━━ Task input

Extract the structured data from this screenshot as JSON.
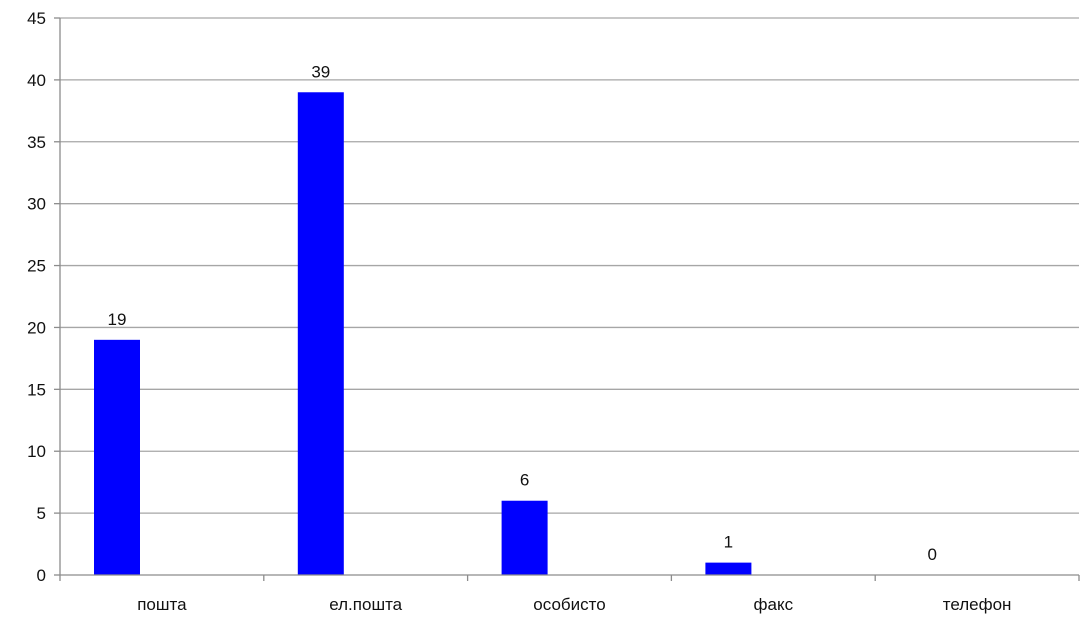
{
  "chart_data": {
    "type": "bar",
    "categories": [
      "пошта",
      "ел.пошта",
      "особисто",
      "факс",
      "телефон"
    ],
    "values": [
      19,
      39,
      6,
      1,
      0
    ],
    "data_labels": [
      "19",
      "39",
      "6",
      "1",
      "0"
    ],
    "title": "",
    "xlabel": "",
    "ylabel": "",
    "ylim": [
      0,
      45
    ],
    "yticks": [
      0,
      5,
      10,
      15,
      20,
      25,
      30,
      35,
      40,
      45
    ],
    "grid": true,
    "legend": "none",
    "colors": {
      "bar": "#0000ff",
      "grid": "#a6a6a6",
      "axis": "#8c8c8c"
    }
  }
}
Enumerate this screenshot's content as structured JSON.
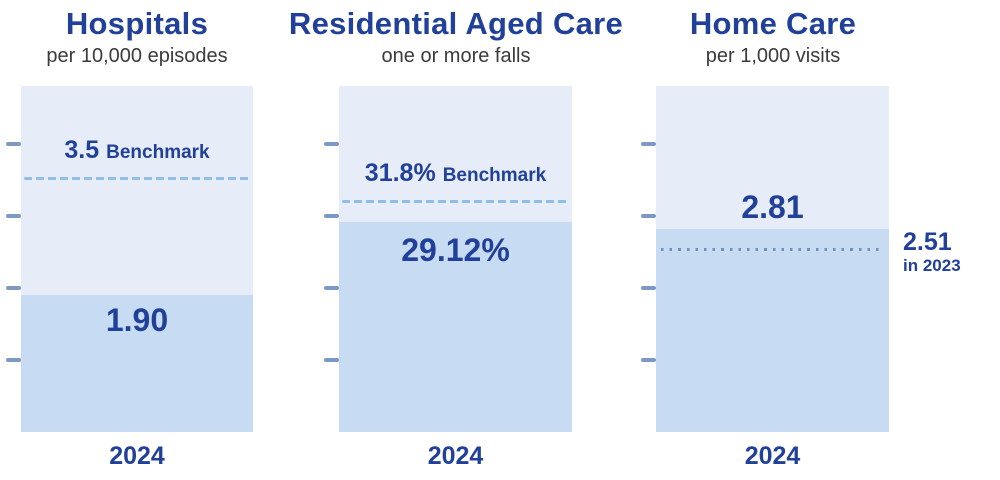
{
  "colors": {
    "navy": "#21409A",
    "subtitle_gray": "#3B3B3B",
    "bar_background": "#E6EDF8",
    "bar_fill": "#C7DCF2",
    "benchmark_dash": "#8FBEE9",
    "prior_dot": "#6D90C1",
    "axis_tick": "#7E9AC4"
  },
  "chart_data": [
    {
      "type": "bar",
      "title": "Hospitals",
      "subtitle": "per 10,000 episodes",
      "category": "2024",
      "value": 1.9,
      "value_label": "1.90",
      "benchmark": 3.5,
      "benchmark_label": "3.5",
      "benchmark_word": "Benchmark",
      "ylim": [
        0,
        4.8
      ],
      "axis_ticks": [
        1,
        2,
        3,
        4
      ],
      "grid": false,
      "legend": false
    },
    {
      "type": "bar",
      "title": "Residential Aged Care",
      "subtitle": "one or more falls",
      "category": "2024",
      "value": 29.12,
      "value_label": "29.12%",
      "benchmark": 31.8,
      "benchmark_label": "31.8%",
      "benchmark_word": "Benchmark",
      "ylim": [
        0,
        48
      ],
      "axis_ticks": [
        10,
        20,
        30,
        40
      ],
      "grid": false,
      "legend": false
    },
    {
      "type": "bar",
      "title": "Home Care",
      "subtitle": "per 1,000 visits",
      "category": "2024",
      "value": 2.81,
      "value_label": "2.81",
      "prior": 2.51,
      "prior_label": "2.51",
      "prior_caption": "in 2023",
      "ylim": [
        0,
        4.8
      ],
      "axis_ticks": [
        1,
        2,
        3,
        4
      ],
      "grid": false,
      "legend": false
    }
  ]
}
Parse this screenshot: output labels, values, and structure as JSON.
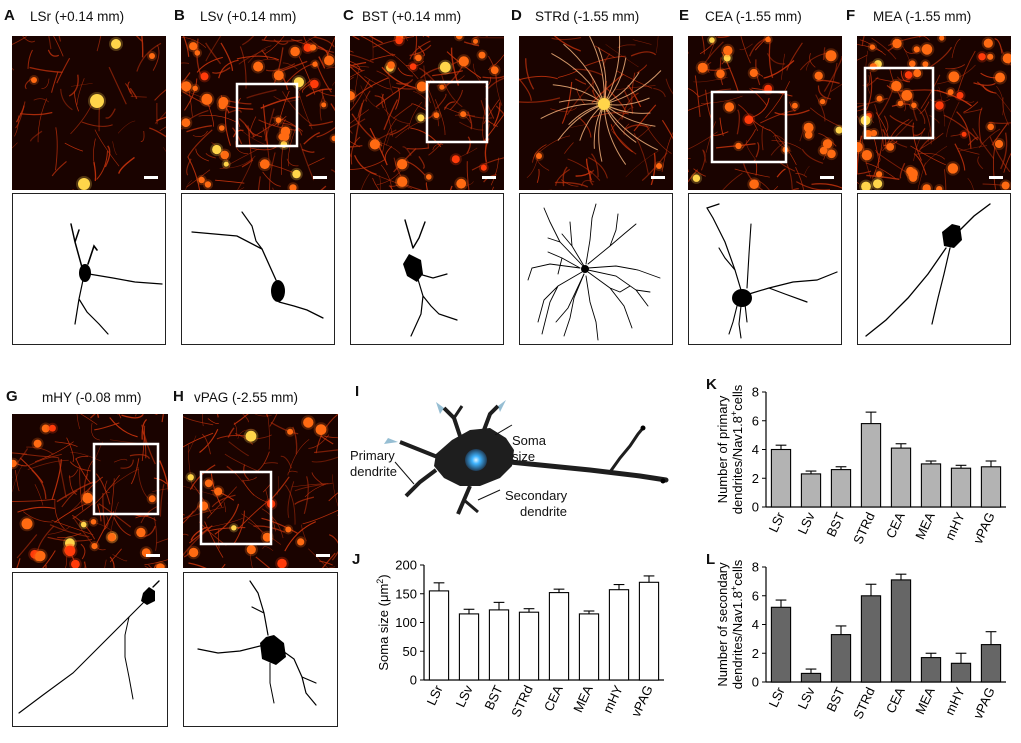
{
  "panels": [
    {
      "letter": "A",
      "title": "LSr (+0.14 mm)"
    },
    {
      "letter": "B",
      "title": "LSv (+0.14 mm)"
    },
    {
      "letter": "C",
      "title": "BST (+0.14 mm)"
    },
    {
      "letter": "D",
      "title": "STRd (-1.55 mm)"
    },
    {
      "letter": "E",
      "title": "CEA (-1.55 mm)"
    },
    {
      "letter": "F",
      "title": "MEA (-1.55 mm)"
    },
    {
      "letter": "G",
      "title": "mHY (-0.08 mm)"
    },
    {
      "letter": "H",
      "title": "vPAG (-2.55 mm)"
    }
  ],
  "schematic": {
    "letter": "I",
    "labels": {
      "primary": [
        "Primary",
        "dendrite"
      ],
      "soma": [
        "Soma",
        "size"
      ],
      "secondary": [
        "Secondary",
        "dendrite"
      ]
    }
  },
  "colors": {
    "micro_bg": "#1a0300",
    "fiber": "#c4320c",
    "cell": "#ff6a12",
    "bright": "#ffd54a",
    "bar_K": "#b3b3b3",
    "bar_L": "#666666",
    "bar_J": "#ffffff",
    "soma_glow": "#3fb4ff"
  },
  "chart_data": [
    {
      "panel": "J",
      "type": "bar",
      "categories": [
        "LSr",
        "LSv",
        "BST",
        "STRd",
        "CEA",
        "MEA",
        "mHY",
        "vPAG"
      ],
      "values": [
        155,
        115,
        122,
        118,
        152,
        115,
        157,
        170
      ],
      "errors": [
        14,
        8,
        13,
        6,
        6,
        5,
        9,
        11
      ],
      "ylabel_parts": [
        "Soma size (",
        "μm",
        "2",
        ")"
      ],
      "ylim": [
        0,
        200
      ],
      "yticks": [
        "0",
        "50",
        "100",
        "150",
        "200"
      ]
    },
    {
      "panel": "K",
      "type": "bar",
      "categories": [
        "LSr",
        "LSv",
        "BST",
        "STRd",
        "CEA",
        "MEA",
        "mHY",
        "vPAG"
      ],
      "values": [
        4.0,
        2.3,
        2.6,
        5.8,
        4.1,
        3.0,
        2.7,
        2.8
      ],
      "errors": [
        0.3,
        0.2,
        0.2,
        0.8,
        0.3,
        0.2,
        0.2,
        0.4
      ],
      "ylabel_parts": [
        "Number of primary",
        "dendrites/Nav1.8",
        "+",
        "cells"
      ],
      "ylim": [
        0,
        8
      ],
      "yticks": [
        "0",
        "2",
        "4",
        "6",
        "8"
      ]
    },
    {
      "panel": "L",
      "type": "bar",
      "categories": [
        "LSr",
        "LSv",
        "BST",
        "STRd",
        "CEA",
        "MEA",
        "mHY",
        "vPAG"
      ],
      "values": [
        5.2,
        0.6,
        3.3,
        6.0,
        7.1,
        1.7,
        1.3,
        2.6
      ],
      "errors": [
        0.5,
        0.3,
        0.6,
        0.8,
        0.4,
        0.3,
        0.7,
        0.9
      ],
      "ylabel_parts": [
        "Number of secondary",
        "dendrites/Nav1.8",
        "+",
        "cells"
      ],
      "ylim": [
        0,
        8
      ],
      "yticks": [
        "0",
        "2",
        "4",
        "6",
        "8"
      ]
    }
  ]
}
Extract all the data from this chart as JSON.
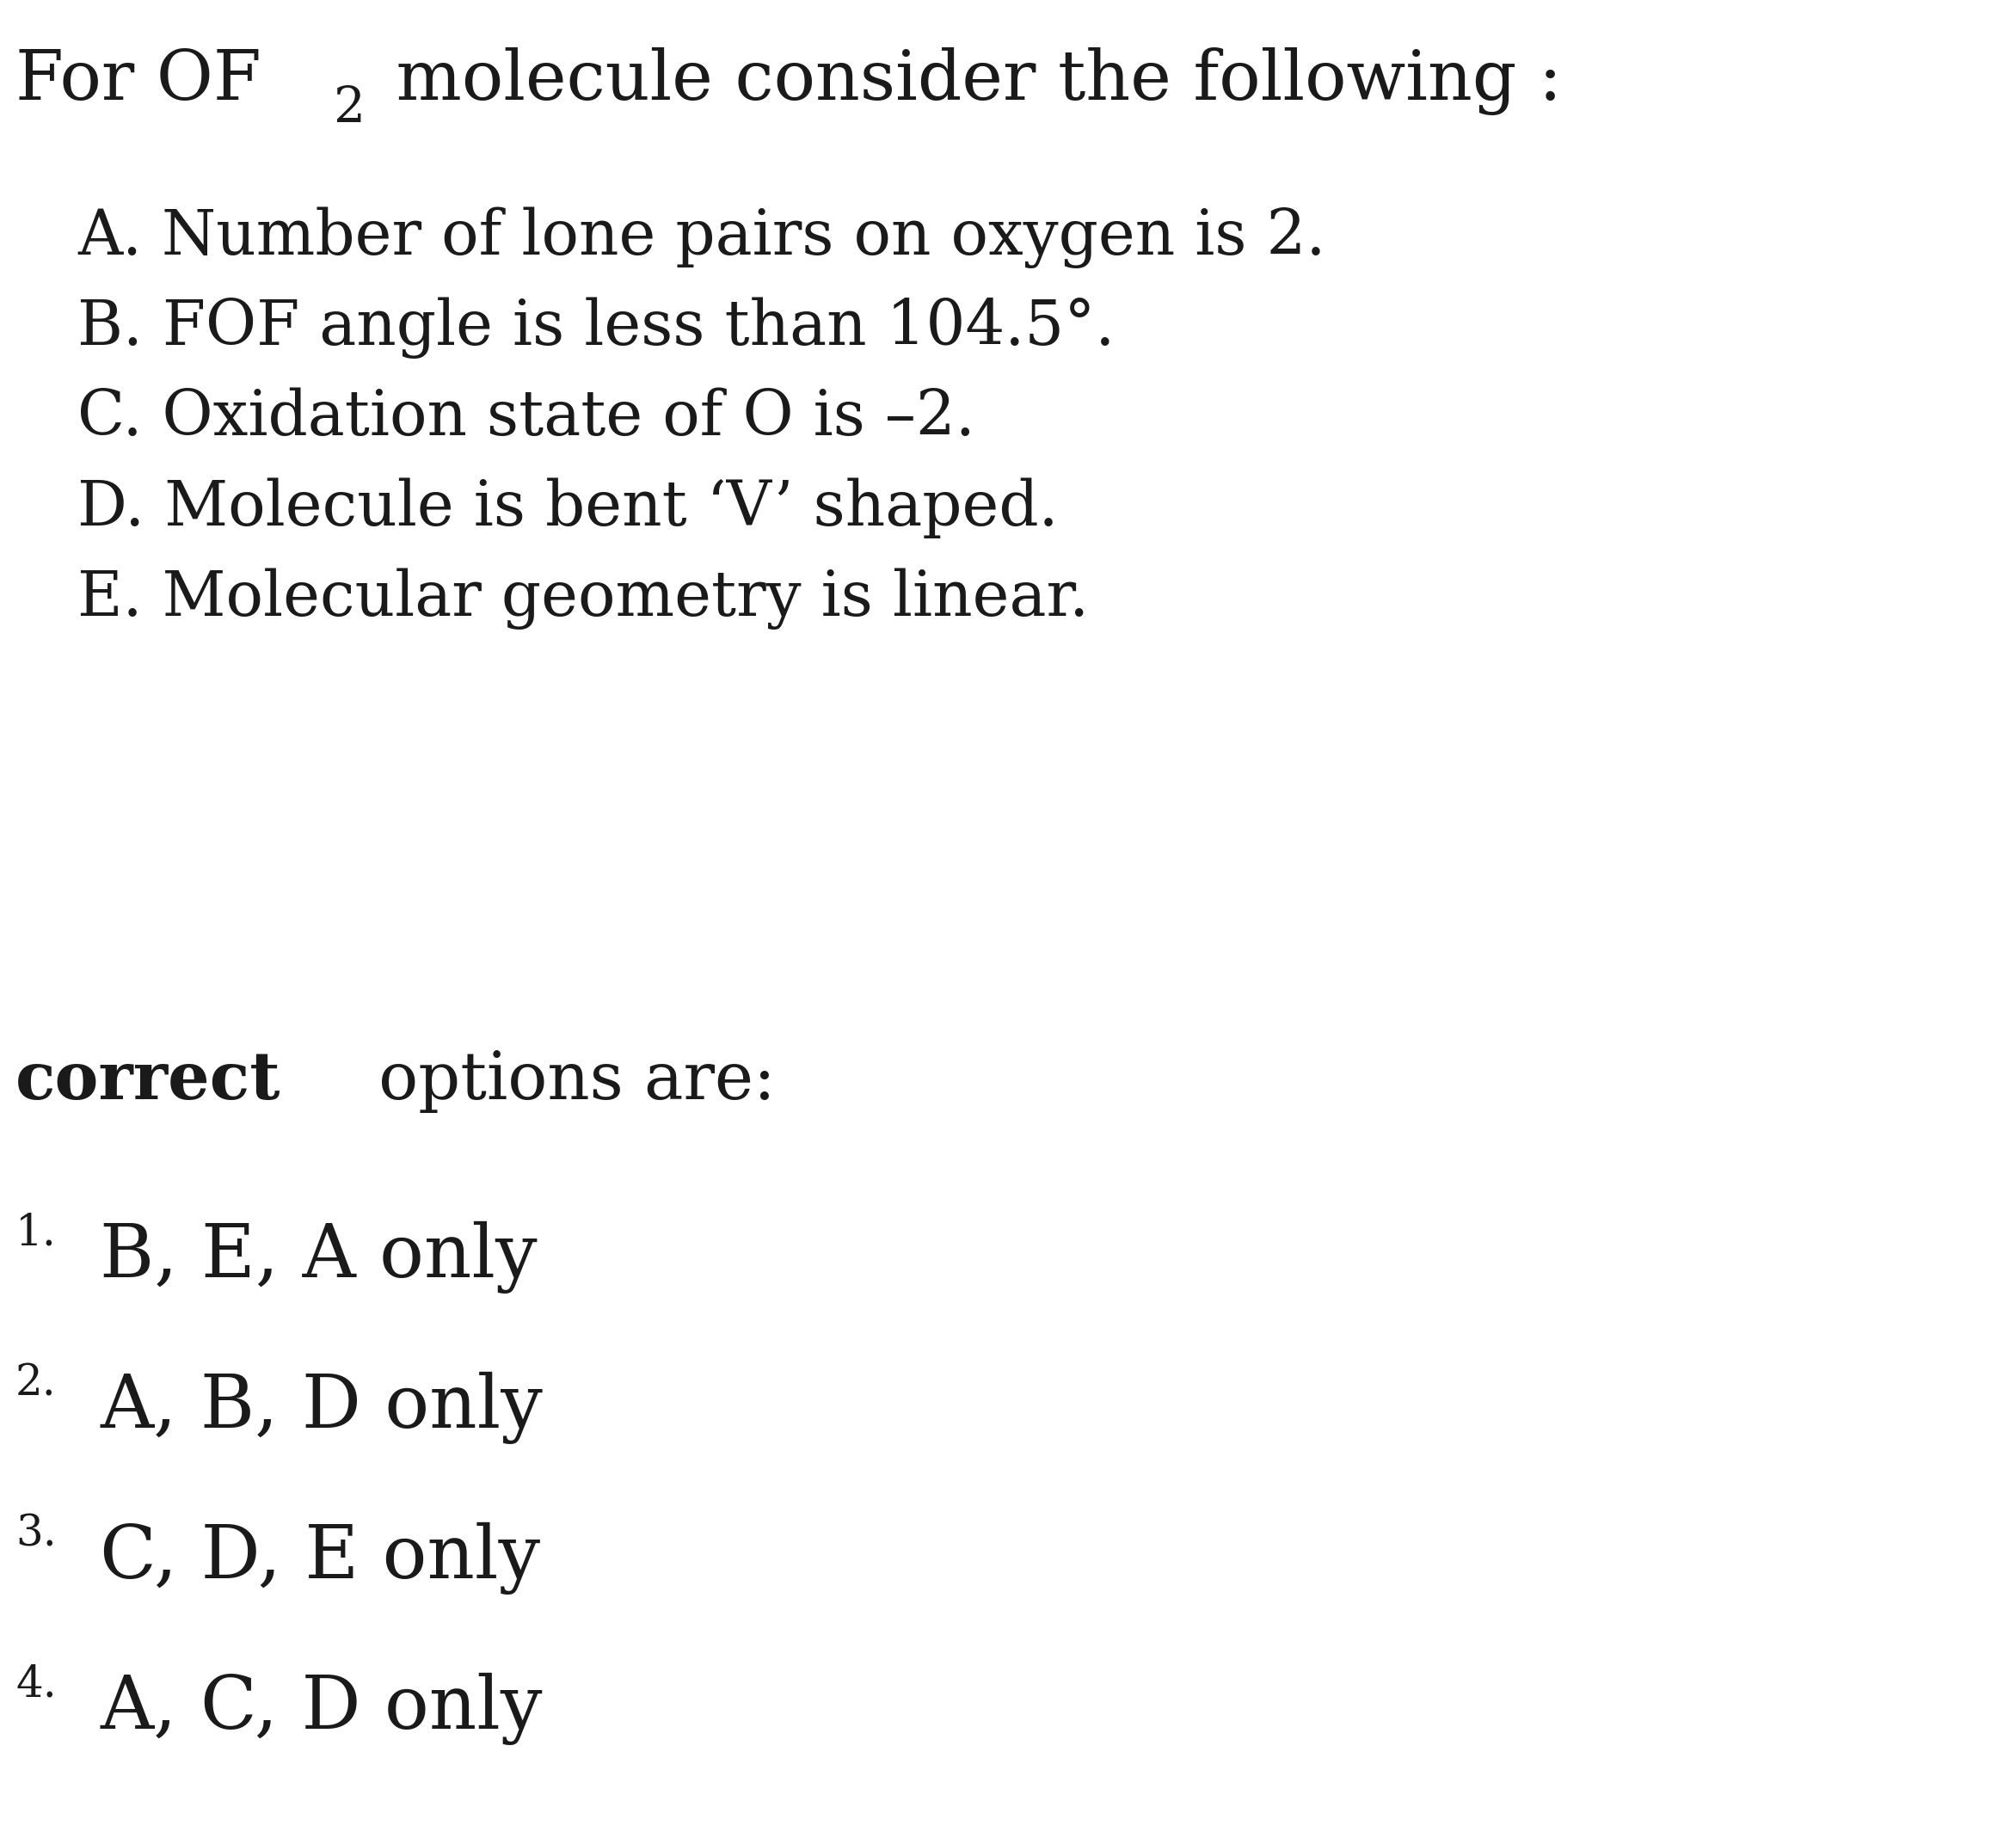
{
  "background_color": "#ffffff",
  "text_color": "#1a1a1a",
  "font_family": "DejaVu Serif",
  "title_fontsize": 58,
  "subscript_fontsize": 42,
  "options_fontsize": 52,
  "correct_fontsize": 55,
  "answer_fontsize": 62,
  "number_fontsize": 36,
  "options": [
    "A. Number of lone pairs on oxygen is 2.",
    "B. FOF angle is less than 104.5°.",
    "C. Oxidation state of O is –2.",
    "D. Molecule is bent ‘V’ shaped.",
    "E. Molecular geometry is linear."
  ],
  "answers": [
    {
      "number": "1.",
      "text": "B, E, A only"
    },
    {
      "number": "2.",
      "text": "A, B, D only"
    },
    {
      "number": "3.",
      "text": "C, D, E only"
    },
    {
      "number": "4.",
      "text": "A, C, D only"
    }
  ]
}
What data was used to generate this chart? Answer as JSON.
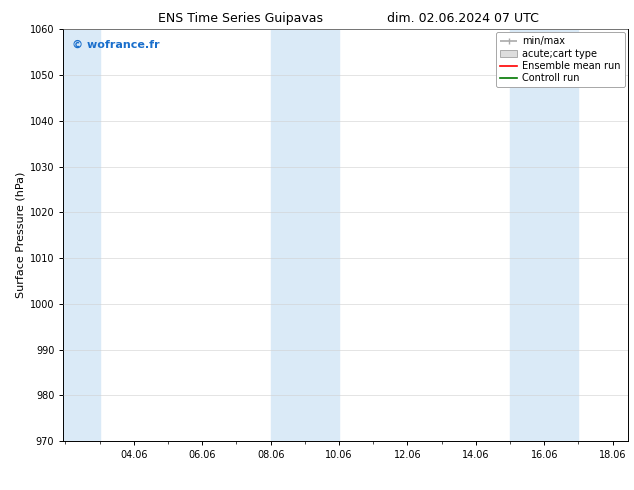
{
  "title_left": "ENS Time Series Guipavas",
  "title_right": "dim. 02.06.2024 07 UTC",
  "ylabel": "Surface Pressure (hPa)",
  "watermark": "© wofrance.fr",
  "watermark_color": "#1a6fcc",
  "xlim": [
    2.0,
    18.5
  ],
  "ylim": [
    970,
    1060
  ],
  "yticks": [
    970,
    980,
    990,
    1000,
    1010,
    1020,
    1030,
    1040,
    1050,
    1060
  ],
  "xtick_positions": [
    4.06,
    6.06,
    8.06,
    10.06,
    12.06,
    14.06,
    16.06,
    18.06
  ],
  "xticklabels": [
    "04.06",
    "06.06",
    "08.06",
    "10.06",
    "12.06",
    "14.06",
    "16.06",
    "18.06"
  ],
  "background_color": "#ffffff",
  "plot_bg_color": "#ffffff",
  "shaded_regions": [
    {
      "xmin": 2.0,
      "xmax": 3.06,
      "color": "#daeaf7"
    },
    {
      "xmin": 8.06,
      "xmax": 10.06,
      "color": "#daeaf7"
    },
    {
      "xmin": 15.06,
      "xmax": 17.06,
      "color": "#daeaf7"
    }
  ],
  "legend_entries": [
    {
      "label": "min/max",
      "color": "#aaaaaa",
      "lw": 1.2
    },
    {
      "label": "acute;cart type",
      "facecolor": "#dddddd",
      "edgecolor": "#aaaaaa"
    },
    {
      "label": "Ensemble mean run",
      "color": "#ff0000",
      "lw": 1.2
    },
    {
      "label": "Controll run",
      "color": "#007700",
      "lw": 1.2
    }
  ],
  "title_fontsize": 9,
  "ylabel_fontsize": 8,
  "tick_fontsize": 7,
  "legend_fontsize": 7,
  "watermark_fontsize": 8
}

━━━━

- _Task description_: Exclude the pictures, and output exactly the lines from the one with "Extract all the data from this chart as JSON." through the last line of the records, both included.

- _Answer below_:
Extract all the data from this chart as JSON.
{
  "background_color": "#ffffff",
  "text_color": "#1a1a1a",
  "font_family": "DejaVu Serif",
  "title_fontsize": 58,
  "subscript_fontsize": 42,
  "options_fontsize": 52,
  "correct_fontsize": 55,
  "answer_fontsize": 62,
  "number_fontsize": 36,
  "options": [
    "A. Number of lone pairs on oxygen is 2.",
    "B. FOF angle is less than 104.5°.",
    "C. Oxidation state of O is –2.",
    "D. Molecule is bent ‘V’ shaped.",
    "E. Molecular geometry is linear."
  ],
  "answers": [
    {
      "number": "1.",
      "text": "B, E, A only"
    },
    {
      "number": "2.",
      "text": "A, B, D only"
    },
    {
      "number": "3.",
      "text": "C, D, E only"
    },
    {
      "number": "4.",
      "text": "A, C, D only"
    }
  ]
}
What data was used to generate this chart? Answer as JSON.
{
  "title_left": "ENS Time Series Guipavas",
  "title_right": "dim. 02.06.2024 07 UTC",
  "ylabel": "Surface Pressure (hPa)",
  "watermark": "© wofrance.fr",
  "watermark_color": "#1a6fcc",
  "xlim": [
    2.0,
    18.5
  ],
  "ylim": [
    970,
    1060
  ],
  "yticks": [
    970,
    980,
    990,
    1000,
    1010,
    1020,
    1030,
    1040,
    1050,
    1060
  ],
  "xtick_positions": [
    4.06,
    6.06,
    8.06,
    10.06,
    12.06,
    14.06,
    16.06,
    18.06
  ],
  "xticklabels": [
    "04.06",
    "06.06",
    "08.06",
    "10.06",
    "12.06",
    "14.06",
    "16.06",
    "18.06"
  ],
  "background_color": "#ffffff",
  "plot_bg_color": "#ffffff",
  "shaded_regions": [
    {
      "xmin": 2.0,
      "xmax": 3.06,
      "color": "#daeaf7"
    },
    {
      "xmin": 8.06,
      "xmax": 10.06,
      "color": "#daeaf7"
    },
    {
      "xmin": 15.06,
      "xmax": 17.06,
      "color": "#daeaf7"
    }
  ],
  "legend_entries": [
    {
      "label": "min/max",
      "color": "#aaaaaa",
      "lw": 1.2
    },
    {
      "label": "acute;cart type",
      "facecolor": "#dddddd",
      "edgecolor": "#aaaaaa"
    },
    {
      "label": "Ensemble mean run",
      "color": "#ff0000",
      "lw": 1.2
    },
    {
      "label": "Controll run",
      "color": "#007700",
      "lw": 1.2
    }
  ],
  "title_fontsize": 9,
  "ylabel_fontsize": 8,
  "tick_fontsize": 7,
  "legend_fontsize": 7,
  "watermark_fontsize": 8
}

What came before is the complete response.